▶ _Lo que se pide_:
(a) Según el fragmento citado, ¿desde qué lugar viajó Roberto, el primer hermano de la familia Menchaca en llegar a Buenos Aires?
(b) Indique si cada afirmación coincide con el fragmento citado, con sí o no y la cita textual que lo decide: (i) la cuenta de la luz de la familia estaba al día; (ii) Victoriano y Corina llegaron en 2006 con la intención de quedarse a trabajar; (iii) con variaciones, llegaron a producir 200 prendas diarias.

─── Fragmento citado

La familia Menchaca no tenía luz en Páez al 2700 desde el jueves a la tarde. Tampoco, cuentan, tenían gas. Edesur cortó el servicio pero no saben por qué: la cuenta estaba al día. “Nos dijeron que en dos horas volvería pero no vino. Llevábamos cuatro días a vela”, contó Victoriano, tío de las criaturas fallecidas. Ahí vivían él, su hermana Amparo y su cuñado Julián. Esteban y Corina alquilan una habitación en Villa Celina, partido de La Matanza, pero de lunes a viernes dormían en el taller junto a sus hijos porque les resultaba más cómodo, por la escuela de los pequeños y por el trabajo, que no podía darse el lujo de parar.

Aquel fin de semana de la tragedia se habían quedado todos en Villa Celina por la falta de luz. El domingo a la noche, Orlando y Rodrigo volvieron a Flores con sus tíos. Como el lunes no había clases, los papás decidieron que irían para el taller más tarde que lo acostumbrado. Cuentan que se quedaron viendo una película boliviana en DVD. “Vamos después y si sigue sin luz, traemos a los chicos para acá”, le había dijo Esteban a su mujer.

El primer hermano de la familia Menchaca en viajar desde Potosí, Bolivia, a Buenos Aires fue Roberto. Se instaló en la Villa 1-11-14 y empezó a trabajar para “el coreano”: ahí empezó la historia. En 2006, Victoriano y Corina, los otros hermanos, vinieron de vacaciones. Estuvieron dos meses, deambulando por todos lados. Ella, con 19 años, ya era madre de Rodrigo. Después de dos meses acá, los hermanos se quedaron sin plata para volverse. Entonces empezaron a trabajar en el taller del coreano, que quedaba en la avenida Gaona. Corina se sumó.

En 2007 apareció el alquiler en Páez. Primero lo usaban para dormir, después el coreano les propuso convertirlo en un taller “propio”. Él siguió como titular del alquiler, les vendió las máquinas y les daba trabajo. “Le fue metiendo a Esteban la idea de ganar más plata. Queríamos juntar plata y volver a Bolivia, poder comprar una casa”, comenta Victoriano. Durante años trabajaron cobrando menos para pagar máquinas de coser Rectas y las Overlocks. Después fueron armando la rutina de trabajo, que se mantuvo hasta abril. El ‘aiusí’ les llevaba las telas y los modelos de vestidos, camperas o pulóveres y les mostraba: “Lo quiero así”. Ellos cumplían. La semana siguiente volvía a buscar el producto y les pagaba nueve pesos la prenda, bastante más que la suma habitual. “Después nosotros la veíamos en la calle Avellaneda a 50 pesos. Y en Liniers a 100”, recuerda la familia, casi a coro. Con variaciones, llegaron a hacer 200 prendas diarias.

──────
─── Datos proporcionados

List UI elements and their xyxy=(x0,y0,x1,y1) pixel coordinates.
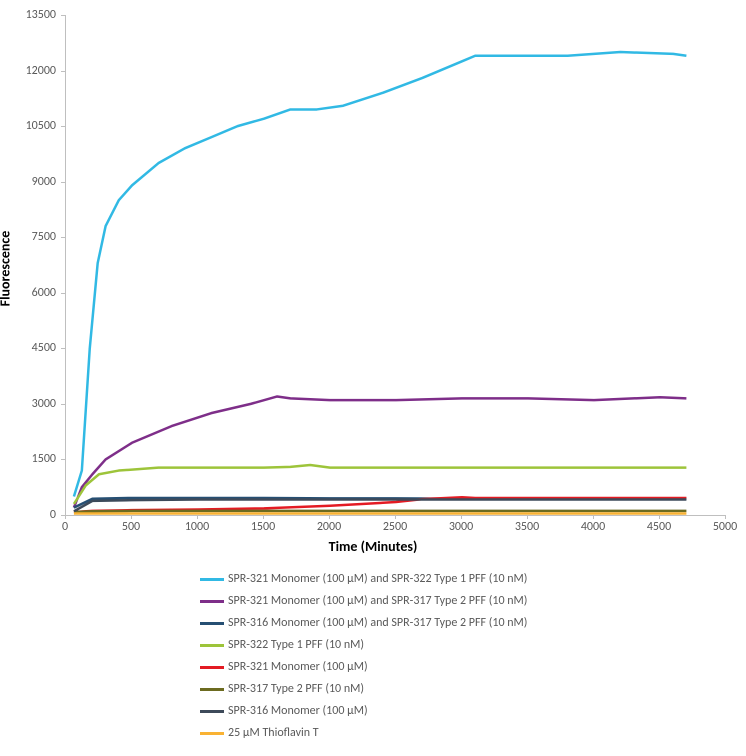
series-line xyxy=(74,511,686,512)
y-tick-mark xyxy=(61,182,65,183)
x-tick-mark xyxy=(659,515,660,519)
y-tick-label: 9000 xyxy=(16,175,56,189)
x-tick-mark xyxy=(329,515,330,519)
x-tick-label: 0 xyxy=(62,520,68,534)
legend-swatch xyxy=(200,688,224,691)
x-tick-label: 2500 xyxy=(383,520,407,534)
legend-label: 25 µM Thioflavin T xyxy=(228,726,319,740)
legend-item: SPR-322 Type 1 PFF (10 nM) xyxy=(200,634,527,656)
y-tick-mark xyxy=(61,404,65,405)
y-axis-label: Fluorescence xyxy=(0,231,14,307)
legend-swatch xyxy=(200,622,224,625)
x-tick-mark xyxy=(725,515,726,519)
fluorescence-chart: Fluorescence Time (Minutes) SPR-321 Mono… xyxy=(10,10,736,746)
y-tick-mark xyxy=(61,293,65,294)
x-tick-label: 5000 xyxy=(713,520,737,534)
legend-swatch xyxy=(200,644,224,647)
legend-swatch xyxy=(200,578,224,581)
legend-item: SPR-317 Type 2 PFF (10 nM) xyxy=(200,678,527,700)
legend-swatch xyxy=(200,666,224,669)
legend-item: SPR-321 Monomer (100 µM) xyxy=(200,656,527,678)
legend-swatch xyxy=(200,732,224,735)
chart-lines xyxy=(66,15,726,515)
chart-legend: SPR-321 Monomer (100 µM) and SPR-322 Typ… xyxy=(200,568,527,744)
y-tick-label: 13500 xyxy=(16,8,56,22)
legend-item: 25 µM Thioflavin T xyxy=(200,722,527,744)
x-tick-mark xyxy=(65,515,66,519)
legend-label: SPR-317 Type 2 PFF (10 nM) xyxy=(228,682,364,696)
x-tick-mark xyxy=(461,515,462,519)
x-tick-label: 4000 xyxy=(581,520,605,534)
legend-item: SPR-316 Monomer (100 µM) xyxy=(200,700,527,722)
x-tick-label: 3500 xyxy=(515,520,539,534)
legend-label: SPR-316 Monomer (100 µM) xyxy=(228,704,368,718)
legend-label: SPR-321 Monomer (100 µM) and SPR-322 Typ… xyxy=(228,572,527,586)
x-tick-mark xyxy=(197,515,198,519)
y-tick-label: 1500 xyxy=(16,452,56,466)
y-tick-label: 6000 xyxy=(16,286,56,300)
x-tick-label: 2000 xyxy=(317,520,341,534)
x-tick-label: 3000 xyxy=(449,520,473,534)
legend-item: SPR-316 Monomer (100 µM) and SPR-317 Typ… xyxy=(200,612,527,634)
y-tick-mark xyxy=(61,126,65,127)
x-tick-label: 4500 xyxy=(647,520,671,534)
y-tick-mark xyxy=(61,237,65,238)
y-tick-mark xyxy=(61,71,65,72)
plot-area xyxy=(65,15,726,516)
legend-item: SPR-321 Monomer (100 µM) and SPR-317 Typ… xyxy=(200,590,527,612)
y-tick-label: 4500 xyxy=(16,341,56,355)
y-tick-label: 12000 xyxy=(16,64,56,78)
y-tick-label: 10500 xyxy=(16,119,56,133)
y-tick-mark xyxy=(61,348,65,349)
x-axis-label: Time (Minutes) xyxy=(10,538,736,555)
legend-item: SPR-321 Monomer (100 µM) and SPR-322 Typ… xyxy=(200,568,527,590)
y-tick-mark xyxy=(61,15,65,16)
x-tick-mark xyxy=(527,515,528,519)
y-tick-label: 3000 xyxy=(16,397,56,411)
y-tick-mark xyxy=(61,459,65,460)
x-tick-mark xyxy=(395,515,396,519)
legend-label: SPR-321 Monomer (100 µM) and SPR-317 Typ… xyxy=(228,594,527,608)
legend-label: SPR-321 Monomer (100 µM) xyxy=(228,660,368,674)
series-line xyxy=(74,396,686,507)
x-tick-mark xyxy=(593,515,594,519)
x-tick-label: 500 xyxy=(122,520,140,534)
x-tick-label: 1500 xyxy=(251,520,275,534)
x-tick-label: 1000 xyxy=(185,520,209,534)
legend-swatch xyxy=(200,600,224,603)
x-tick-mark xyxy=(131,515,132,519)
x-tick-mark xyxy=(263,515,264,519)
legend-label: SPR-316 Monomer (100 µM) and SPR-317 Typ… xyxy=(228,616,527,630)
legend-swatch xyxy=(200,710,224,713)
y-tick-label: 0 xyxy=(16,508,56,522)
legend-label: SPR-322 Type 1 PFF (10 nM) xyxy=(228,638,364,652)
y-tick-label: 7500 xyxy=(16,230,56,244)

──────
─── Datos proporcionados

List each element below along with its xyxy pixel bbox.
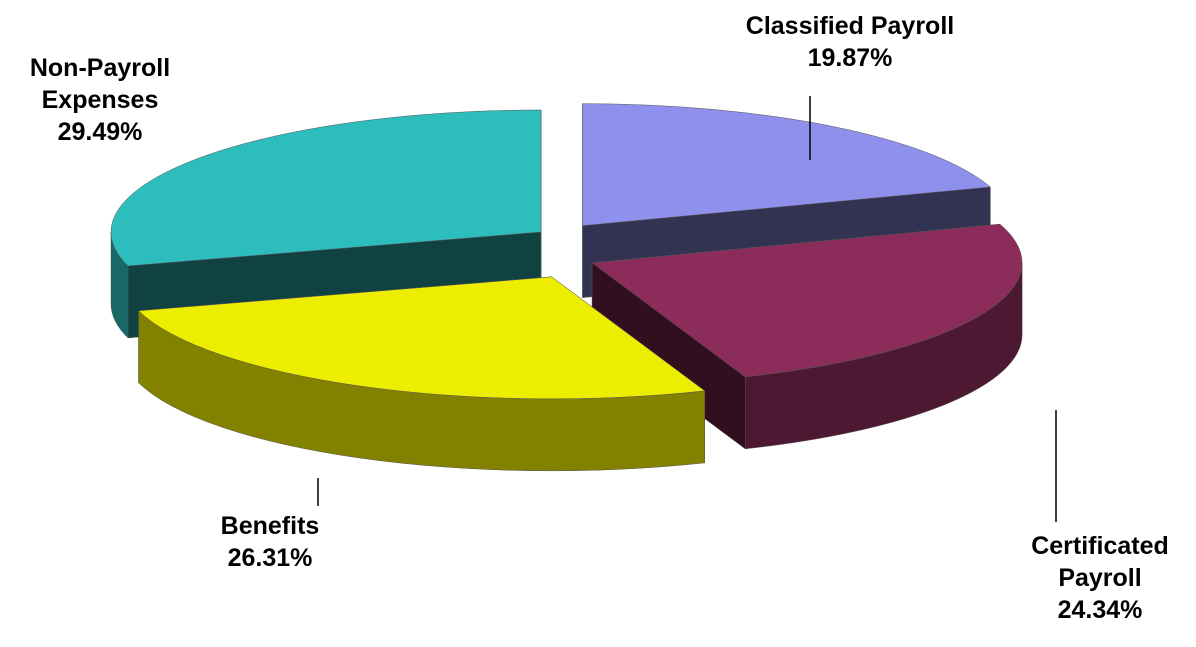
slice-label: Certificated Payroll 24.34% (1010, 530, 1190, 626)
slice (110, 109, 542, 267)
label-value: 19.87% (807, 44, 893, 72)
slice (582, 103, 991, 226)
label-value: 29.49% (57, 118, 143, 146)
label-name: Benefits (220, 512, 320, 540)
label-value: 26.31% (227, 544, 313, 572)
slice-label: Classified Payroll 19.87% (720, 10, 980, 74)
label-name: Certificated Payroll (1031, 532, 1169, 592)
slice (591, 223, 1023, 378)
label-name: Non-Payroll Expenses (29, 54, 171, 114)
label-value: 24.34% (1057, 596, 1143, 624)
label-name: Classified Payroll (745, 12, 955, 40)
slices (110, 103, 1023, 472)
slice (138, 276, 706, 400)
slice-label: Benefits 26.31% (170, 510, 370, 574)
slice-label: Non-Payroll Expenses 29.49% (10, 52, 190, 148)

──────
─── Datos proporcionados

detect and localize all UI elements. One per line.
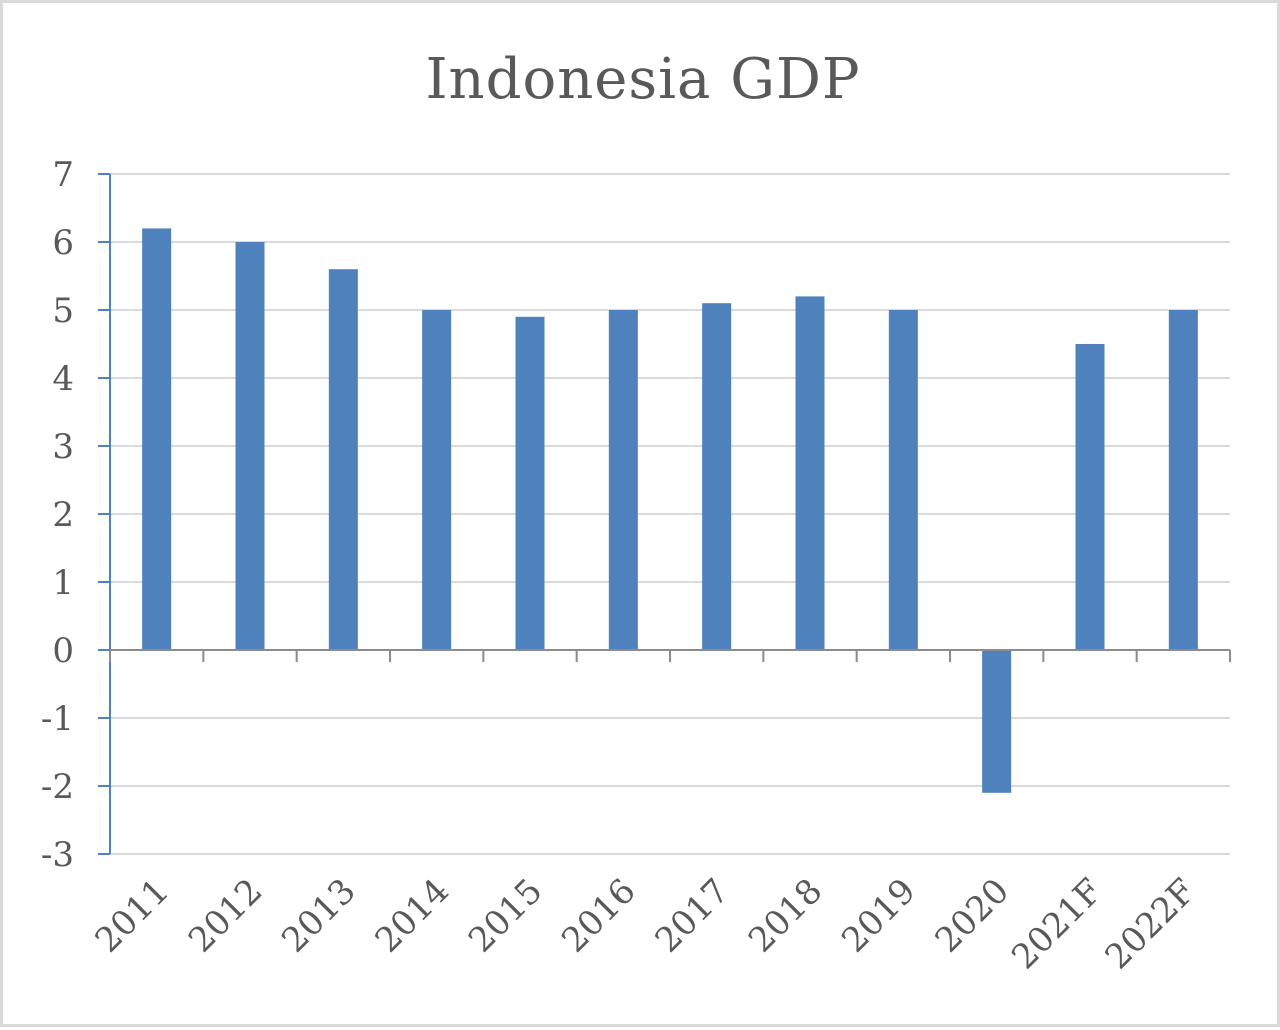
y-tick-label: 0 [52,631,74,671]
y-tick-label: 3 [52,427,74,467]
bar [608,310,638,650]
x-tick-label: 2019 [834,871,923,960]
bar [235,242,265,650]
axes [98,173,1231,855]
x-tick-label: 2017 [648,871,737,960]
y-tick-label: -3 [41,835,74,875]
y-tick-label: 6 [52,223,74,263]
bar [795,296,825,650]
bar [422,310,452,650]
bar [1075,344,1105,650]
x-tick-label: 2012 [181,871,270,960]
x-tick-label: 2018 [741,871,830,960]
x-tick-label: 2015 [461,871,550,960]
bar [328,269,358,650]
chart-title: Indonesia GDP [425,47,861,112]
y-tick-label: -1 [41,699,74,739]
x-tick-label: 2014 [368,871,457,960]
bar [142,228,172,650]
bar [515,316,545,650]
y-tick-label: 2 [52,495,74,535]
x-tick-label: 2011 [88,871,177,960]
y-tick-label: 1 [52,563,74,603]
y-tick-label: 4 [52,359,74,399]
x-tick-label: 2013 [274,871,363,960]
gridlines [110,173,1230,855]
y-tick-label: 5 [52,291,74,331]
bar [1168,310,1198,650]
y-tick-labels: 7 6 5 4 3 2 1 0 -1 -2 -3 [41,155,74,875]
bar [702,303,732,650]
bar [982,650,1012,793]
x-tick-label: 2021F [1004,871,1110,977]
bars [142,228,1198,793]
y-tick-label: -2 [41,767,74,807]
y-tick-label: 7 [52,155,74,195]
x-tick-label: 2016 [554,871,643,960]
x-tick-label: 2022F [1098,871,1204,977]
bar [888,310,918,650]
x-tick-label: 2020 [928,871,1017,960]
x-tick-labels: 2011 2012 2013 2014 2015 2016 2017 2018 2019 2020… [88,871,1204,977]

──────

▶ _Conjunto de soluciones_:
(a) Desde Potosí, Bolivia.

(b)
(i) Sí: «la cuenta estaba al día».
(ii) No: «En 2006, Victoriano y Corina, los otros hermanos, vinieron de vacaciones».
(iii) Sí: «Con variaciones, llegaron a hacer 200 prendas diarias».